### Your goal
Write out the records word for word, starting at their first line and ending at the line that contains "571 479 587</box>", with both of those lines included.

--- start of Records provided ---

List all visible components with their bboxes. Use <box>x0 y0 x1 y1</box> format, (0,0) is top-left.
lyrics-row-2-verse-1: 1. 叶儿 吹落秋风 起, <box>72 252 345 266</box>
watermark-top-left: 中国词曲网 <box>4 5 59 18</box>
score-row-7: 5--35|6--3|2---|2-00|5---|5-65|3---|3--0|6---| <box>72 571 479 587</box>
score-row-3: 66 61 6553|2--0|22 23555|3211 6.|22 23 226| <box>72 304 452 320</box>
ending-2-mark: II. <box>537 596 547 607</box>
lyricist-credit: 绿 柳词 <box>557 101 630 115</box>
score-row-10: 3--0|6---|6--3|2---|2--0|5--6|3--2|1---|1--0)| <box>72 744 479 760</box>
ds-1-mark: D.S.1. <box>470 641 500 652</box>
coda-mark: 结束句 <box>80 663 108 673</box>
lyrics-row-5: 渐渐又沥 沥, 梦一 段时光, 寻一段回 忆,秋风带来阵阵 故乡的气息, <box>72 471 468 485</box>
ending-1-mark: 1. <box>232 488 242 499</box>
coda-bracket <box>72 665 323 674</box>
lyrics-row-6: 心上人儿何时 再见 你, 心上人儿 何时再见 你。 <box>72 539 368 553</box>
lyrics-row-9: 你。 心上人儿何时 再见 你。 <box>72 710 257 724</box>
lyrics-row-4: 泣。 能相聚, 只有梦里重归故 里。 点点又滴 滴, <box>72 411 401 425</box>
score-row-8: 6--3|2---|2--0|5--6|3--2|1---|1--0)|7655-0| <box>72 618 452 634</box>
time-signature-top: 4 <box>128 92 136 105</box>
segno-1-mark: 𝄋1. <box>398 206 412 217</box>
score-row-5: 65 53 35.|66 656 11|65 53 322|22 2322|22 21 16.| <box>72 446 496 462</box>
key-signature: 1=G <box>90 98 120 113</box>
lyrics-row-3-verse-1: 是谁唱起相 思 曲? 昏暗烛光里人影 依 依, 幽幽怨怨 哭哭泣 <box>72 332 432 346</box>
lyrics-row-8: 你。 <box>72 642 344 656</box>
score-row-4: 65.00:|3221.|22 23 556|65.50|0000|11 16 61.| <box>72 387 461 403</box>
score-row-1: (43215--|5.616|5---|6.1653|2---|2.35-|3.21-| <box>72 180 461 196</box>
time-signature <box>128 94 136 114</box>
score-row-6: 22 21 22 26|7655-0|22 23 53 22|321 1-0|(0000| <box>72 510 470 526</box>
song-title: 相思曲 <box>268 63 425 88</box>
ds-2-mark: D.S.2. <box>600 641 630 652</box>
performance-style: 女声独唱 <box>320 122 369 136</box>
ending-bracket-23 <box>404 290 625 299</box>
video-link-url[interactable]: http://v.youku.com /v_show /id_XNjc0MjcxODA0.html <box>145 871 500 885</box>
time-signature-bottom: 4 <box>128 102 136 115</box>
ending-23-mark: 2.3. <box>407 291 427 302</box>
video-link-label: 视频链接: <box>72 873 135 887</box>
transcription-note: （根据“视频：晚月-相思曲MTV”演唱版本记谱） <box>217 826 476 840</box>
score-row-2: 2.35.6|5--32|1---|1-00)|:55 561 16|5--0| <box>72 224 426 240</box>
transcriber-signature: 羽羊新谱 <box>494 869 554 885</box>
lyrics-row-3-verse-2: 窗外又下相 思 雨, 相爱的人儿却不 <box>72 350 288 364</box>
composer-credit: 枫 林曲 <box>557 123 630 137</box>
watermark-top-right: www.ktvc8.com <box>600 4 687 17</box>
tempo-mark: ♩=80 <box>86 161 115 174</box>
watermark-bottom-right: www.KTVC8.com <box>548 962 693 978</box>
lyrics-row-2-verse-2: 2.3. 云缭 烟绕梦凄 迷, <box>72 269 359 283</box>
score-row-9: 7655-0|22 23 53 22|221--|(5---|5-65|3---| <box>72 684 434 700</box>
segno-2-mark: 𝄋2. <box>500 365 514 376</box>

--- end of Records provided ---

### Expected answer
List all visible components with their bboxes. Use <box>x0 y0 x1 y1</box> format, (0,0) is top-left.
lyrics-row-2-verse-1: 1. 叶儿 吹落秋风 起, <box>72 252 345 266</box>
watermark-top-left: 中国词曲网 <box>4 5 59 18</box>
score-row-7: 5--35|6--3|2---|2-00|5---|5-65|3---|3--0|6---| <box>72 571 479 587</box>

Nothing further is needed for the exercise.